§ **Given records**:
****
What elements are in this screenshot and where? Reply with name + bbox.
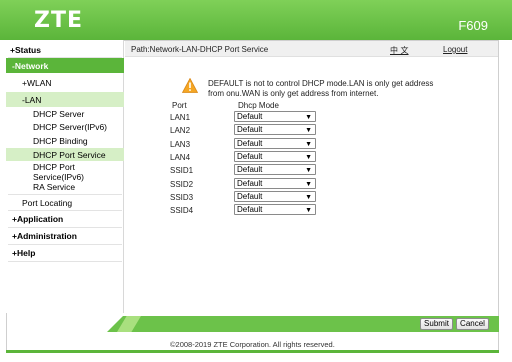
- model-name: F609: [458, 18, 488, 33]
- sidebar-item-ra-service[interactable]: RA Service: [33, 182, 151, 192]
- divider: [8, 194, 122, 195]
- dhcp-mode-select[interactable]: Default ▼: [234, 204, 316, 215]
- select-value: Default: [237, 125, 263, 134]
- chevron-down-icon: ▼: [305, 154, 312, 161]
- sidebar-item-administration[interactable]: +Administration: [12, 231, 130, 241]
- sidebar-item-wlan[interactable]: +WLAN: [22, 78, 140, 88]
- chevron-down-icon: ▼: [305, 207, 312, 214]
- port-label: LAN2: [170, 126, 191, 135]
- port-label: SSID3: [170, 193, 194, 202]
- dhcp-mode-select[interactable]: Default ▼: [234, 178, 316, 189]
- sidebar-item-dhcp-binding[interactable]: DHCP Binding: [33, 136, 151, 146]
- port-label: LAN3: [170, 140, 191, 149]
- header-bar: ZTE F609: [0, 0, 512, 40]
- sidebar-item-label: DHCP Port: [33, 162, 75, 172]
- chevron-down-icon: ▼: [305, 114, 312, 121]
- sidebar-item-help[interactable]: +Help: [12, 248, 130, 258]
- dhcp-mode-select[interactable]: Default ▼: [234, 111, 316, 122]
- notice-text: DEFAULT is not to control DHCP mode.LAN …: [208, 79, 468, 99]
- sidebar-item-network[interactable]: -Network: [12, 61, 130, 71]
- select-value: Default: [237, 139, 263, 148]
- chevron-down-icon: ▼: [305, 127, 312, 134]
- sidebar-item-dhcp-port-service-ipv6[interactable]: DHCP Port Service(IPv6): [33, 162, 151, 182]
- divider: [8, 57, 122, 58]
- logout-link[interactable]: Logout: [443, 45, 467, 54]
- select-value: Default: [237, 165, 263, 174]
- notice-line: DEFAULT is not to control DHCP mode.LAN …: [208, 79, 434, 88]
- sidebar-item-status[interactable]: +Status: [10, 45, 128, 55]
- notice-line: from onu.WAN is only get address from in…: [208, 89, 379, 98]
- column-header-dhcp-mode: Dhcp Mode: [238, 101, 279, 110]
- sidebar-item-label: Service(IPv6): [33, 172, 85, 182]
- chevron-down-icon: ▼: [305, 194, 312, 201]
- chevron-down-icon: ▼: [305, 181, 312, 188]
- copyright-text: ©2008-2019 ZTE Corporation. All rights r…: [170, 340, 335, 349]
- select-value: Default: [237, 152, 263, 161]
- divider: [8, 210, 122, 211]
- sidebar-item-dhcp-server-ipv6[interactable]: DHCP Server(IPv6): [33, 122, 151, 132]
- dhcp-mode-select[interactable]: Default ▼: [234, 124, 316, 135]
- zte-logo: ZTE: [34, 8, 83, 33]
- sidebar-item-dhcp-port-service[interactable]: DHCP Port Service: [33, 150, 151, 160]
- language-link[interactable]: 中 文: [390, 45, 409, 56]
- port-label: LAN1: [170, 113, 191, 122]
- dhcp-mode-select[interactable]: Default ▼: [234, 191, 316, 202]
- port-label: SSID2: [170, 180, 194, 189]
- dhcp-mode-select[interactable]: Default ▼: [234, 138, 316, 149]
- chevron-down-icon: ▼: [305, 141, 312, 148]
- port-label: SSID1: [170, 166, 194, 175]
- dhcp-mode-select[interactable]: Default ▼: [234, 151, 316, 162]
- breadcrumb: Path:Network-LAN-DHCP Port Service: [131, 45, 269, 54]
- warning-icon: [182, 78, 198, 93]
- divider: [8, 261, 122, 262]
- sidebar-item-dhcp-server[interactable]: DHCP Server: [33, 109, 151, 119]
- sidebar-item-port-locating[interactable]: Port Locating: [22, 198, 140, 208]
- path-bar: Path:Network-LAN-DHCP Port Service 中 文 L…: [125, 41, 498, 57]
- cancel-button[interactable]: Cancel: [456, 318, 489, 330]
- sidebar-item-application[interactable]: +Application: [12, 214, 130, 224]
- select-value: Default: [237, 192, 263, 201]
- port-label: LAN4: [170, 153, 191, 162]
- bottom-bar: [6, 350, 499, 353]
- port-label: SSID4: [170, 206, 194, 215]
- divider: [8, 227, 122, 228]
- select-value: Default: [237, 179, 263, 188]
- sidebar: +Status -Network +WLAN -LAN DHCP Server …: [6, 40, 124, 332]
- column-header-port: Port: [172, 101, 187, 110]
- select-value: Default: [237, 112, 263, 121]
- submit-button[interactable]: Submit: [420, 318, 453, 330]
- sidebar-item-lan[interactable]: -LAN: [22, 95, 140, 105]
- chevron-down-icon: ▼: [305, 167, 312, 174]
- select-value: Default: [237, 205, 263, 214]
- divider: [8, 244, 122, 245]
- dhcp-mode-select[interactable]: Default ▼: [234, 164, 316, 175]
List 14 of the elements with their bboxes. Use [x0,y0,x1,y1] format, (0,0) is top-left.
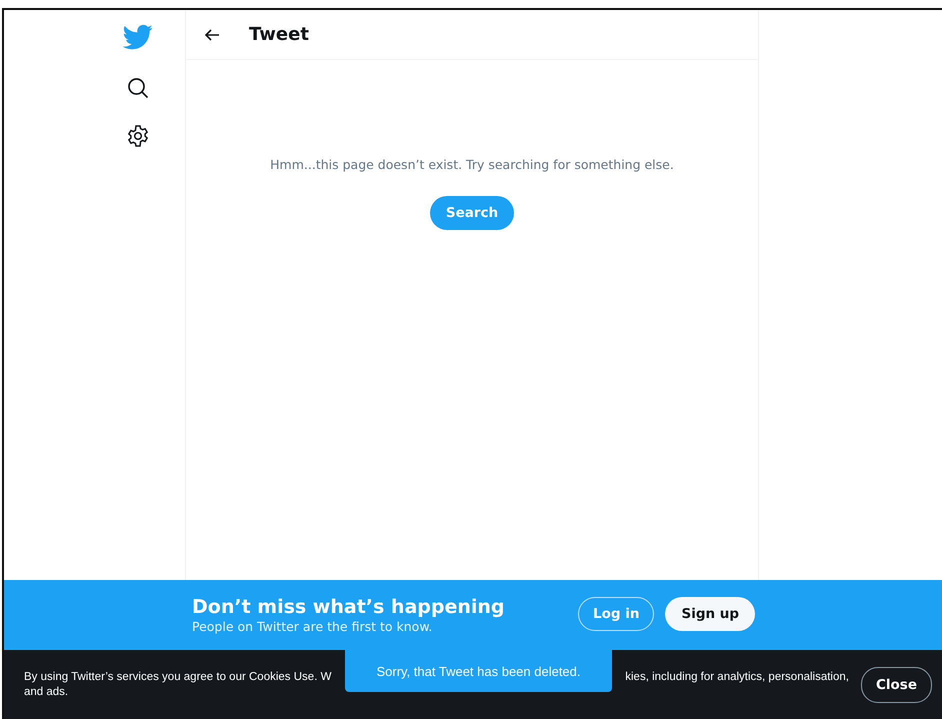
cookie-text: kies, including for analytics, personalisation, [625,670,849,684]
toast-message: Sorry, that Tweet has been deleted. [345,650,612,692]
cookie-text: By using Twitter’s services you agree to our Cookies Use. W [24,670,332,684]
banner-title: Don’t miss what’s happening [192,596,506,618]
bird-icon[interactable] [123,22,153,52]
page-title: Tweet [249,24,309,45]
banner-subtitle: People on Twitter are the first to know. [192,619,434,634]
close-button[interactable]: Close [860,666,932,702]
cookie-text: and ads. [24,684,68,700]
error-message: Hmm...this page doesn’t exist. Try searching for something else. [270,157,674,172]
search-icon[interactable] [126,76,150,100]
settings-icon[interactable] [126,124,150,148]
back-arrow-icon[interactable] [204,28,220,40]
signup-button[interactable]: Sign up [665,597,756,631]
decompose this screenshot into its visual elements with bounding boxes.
****
§ **Exercise details**:
Update the listing above so that every "chevron-down-icon" becomes "dropdown-arrow-icon", with everything else unchanged. Leave the pictures out of your answer.

§ **Output**:
What elements are in this screenshot and where? Reply with name + bbox.
- model-name: F609: [458, 18, 488, 33]
- sidebar-item-ra-service[interactable]: RA Service: [33, 182, 151, 192]
- divider: [8, 194, 122, 195]
- dhcp-mode-select[interactable]: Default ▼: [234, 204, 316, 215]
- select-value: Default: [237, 125, 263, 134]
- dropdown-arrow-icon: ▼: [305, 154, 312, 161]
- sidebar-item-administration[interactable]: +Administration: [12, 231, 130, 241]
- sidebar-item-wlan[interactable]: +WLAN: [22, 78, 140, 88]
- dropdown-arrow-icon: ▼: [305, 207, 312, 214]
- port-label: LAN2: [170, 126, 191, 135]
- port-label: SSID3: [170, 193, 194, 202]
- dhcp-mode-select[interactable]: Default ▼: [234, 178, 316, 189]
- sidebar-item-dhcp-binding[interactable]: DHCP Binding: [33, 136, 151, 146]
- port-label: LAN3: [170, 140, 191, 149]
- header-bar: ZTE F609: [0, 0, 512, 40]
- sidebar-item-label: DHCP Port: [33, 162, 75, 172]
- dropdown-arrow-icon: ▼: [305, 114, 312, 121]
- sidebar-item-help[interactable]: +Help: [12, 248, 130, 258]
- dhcp-mode-select[interactable]: Default ▼: [234, 111, 316, 122]
- notice-text: DEFAULT is not to control DHCP mode.LAN …: [208, 79, 468, 99]
- sidebar-item-network[interactable]: -Network: [12, 61, 130, 71]
- select-value: Default: [237, 139, 263, 148]
- dropdown-arrow-icon: ▼: [305, 127, 312, 134]
- sidebar-item-dhcp-port-service-ipv6[interactable]: DHCP Port Service(IPv6): [33, 162, 151, 182]
- divider: [8, 57, 122, 58]
- logout-link[interactable]: Logout: [443, 45, 467, 54]
- select-value: Default: [237, 165, 263, 174]
- notice-line: DEFAULT is not to control DHCP mode.LAN …: [208, 79, 434, 88]
- sidebar-item-status[interactable]: +Status: [10, 45, 128, 55]
- notice-line: from onu.WAN is only get address from in…: [208, 89, 379, 98]
- column-header-dhcp-mode: Dhcp Mode: [238, 101, 279, 110]
- sidebar-item-label: Service(IPv6): [33, 172, 85, 182]
- dropdown-arrow-icon: ▼: [305, 194, 312, 201]
- dropdown-arrow-icon: ▼: [305, 181, 312, 188]
- copyright-text: ©2008-2019 ZTE Corporation. All rights r…: [170, 340, 335, 349]
- select-value: Default: [237, 152, 263, 161]
- divider: [8, 210, 122, 211]
- sidebar-item-dhcp-server-ipv6[interactable]: DHCP Server(IPv6): [33, 122, 151, 132]
- dhcp-mode-select[interactable]: Default ▼: [234, 124, 316, 135]
- zte-logo: ZTE: [34, 8, 83, 33]
- sidebar-item-dhcp-port-service[interactable]: DHCP Port Service: [33, 150, 151, 160]
- language-link[interactable]: 中 文: [390, 45, 409, 56]
- port-label: LAN1: [170, 113, 191, 122]
- dhcp-mode-select[interactable]: Default ▼: [234, 191, 316, 202]
- port-label: SSID2: [170, 180, 194, 189]
- dhcp-mode-select[interactable]: Default ▼: [234, 138, 316, 149]
- dropdown-arrow-icon: ▼: [305, 141, 312, 148]
- port-label: SSID1: [170, 166, 194, 175]
- dhcp-mode-select[interactable]: Default ▼: [234, 151, 316, 162]
- breadcrumb: Path:Network-LAN-DHCP Port Service: [131, 45, 269, 54]
- warning-icon: [182, 78, 198, 93]
- divider: [8, 261, 122, 262]
- sidebar-item-dhcp-server[interactable]: DHCP Server: [33, 109, 151, 119]
- sidebar-item-port-locating[interactable]: Port Locating: [22, 198, 140, 208]
- path-bar: Path:Network-LAN-DHCP Port Service 中 文 L…: [125, 41, 498, 57]
- cancel-button[interactable]: Cancel: [456, 318, 489, 330]
- sidebar-item-application[interactable]: +Application: [12, 214, 130, 224]
- select-value: Default: [237, 192, 263, 201]
- port-label: LAN4: [170, 153, 191, 162]
- bottom-bar: [6, 350, 499, 353]
- port-label: SSID4: [170, 206, 194, 215]
- divider: [8, 227, 122, 228]
- select-value: Default: [237, 179, 263, 188]
- sidebar: +Status -Network +WLAN -LAN DHCP Server …: [6, 40, 124, 332]
- column-header-port: Port: [172, 101, 187, 110]
- select-value: Default: [237, 112, 263, 121]
- submit-button[interactable]: Submit: [420, 318, 453, 330]
- sidebar-item-lan[interactable]: -LAN: [22, 95, 140, 105]
- dropdown-arrow-icon: ▼: [305, 167, 312, 174]
- select-value: Default: [237, 205, 263, 214]
- divider: [8, 244, 122, 245]
- dhcp-mode-select[interactable]: Default ▼: [234, 164, 316, 175]
List 14 of the elements with their bboxes. Use [x0,y0,x1,y1] format, (0,0) is top-left.
cookie-text: kies, including for analytics, personalisation, [625,670,849,684]
toast-message: Sorry, that Tweet has been deleted. [345,650,612,692]
cookie-text: By using Twitter’s services you agree to our Cookies Use. W [24,670,332,684]
banner-title: Don’t miss what’s happening [192,596,506,618]
bird-icon[interactable] [123,22,153,52]
page-title: Tweet [249,24,309,45]
banner-subtitle: People on Twitter are the first to know. [192,619,434,634]
close-button[interactable]: Close [860,666,932,702]
cookie-text: and ads. [24,684,68,700]
error-message: Hmm...this page doesn’t exist. Try searching for something else. [270,157,674,172]
search-icon[interactable] [126,76,150,100]
settings-icon[interactable] [126,124,150,148]
back-arrow-icon[interactable] [204,28,220,40]
signup-button[interactable]: Sign up [665,597,756,631]
decompose this screenshot into its visual elements with bounding boxes.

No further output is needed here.